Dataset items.
□ □ □ □

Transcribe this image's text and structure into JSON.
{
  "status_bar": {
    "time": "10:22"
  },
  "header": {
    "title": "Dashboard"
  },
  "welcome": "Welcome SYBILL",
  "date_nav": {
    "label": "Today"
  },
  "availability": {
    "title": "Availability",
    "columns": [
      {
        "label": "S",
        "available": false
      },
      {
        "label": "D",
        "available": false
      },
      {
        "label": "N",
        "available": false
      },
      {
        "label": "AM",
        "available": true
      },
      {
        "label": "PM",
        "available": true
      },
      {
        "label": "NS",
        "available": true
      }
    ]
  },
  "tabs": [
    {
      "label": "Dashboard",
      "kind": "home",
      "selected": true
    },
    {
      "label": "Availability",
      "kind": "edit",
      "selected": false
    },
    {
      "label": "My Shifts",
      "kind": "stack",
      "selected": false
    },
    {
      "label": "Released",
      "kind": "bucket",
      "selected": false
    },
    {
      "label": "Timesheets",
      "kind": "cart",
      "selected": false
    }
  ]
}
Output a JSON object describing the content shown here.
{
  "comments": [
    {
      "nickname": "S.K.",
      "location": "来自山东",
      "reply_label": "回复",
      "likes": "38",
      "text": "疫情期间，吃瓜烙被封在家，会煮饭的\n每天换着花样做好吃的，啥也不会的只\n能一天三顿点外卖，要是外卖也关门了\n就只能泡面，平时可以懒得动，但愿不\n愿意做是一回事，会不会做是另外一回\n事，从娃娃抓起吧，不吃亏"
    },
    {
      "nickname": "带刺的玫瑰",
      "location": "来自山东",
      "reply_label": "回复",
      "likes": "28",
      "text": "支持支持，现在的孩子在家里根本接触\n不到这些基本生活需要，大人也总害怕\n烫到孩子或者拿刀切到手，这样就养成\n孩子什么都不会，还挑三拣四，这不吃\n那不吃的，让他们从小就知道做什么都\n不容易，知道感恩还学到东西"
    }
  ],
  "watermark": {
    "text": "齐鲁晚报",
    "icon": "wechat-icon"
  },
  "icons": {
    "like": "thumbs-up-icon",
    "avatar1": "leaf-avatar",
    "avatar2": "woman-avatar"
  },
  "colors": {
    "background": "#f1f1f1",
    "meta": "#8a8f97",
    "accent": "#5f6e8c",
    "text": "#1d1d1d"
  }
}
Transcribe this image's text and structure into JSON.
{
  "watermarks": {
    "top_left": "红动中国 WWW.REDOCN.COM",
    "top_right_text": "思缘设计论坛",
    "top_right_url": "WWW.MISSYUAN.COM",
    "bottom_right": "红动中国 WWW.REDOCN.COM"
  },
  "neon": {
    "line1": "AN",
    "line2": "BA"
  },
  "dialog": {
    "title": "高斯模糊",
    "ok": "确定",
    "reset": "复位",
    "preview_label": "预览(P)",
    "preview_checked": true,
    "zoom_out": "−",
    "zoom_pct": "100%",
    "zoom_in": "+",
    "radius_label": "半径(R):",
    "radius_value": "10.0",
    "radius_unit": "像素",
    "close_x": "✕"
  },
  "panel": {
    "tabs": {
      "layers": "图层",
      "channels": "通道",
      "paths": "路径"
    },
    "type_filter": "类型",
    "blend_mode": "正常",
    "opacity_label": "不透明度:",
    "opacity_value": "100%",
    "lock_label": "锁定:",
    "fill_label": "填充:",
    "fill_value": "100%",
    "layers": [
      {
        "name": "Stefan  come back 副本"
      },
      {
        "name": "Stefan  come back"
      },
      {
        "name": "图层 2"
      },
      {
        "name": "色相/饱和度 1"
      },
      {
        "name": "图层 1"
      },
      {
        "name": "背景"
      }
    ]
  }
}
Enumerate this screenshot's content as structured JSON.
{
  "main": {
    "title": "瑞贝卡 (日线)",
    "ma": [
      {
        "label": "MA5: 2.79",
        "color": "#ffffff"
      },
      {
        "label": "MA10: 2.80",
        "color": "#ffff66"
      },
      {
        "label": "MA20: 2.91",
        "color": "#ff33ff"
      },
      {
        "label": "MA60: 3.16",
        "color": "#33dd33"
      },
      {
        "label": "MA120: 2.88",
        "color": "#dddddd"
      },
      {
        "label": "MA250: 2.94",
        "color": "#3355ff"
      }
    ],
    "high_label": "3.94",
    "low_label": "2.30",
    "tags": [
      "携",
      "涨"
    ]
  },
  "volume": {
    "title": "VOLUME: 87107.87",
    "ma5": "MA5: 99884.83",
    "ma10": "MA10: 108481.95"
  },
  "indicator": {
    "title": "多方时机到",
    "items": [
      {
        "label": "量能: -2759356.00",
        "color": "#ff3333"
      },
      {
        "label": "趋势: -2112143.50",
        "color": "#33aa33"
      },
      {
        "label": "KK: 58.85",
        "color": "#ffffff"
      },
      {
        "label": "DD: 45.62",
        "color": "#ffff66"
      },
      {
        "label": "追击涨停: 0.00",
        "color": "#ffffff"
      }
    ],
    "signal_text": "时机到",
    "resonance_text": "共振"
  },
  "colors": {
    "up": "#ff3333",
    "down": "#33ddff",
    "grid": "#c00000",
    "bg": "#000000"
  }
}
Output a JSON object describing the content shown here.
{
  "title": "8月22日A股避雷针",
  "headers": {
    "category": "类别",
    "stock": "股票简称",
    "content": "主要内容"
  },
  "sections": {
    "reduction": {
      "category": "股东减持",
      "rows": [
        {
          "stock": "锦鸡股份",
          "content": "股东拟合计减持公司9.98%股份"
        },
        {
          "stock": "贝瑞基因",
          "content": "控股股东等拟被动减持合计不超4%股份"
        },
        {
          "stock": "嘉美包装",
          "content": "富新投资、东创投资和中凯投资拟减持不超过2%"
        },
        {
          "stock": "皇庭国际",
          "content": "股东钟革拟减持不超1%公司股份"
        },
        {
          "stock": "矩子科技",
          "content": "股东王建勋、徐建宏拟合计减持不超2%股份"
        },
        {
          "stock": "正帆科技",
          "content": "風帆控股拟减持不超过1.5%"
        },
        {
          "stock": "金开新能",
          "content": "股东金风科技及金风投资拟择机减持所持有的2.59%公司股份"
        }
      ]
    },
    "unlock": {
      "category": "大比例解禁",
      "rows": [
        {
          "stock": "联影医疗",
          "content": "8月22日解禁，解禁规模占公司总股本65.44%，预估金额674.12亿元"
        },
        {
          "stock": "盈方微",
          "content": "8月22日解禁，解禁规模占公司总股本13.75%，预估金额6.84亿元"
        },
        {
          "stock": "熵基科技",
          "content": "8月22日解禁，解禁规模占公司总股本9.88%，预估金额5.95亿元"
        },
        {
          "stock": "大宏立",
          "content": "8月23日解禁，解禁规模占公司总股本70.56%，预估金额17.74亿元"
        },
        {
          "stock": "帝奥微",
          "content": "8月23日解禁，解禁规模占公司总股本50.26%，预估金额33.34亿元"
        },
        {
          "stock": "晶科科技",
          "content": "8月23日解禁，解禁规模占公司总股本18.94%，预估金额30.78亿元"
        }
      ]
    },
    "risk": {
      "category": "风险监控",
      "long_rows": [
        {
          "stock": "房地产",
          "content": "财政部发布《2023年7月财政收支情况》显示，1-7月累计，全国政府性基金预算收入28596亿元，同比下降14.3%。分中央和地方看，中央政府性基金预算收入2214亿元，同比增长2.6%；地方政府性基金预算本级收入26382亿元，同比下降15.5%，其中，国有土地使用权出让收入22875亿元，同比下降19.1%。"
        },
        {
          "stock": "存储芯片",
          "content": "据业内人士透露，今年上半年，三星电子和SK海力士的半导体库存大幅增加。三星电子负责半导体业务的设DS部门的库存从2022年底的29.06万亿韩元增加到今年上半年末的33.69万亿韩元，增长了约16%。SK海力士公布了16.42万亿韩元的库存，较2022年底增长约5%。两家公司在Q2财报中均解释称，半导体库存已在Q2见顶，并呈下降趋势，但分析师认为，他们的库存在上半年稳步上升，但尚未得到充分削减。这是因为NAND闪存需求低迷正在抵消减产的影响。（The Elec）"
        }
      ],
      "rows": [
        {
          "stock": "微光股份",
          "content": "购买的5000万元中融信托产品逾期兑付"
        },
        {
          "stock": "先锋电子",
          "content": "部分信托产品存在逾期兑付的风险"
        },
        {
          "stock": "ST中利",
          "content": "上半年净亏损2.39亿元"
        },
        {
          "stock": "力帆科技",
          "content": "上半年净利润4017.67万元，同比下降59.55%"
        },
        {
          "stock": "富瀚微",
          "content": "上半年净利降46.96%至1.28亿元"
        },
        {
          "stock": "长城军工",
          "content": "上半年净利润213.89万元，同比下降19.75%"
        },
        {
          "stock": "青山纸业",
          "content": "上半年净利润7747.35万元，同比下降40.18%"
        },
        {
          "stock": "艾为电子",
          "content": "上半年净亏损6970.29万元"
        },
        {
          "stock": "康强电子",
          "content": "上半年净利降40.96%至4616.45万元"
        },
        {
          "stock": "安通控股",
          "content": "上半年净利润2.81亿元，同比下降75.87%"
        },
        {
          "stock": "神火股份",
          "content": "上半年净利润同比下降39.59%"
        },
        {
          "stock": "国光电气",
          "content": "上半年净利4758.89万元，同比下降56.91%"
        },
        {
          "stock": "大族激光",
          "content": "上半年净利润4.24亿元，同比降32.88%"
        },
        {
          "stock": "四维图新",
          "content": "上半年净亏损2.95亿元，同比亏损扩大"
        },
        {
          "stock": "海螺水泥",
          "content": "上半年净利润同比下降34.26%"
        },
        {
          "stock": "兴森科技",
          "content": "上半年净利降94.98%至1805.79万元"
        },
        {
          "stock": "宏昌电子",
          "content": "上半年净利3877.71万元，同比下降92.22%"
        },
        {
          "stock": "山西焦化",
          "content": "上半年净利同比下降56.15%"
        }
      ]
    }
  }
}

□ □ □ □

Problem details.
Using the entries above, find all lines with "kind". Copy them.

Exercise output.
      "kind": "home",
      "kind": "edit",
      "kind": "stack",
      "kind": "bucket",
      "kind": "cart",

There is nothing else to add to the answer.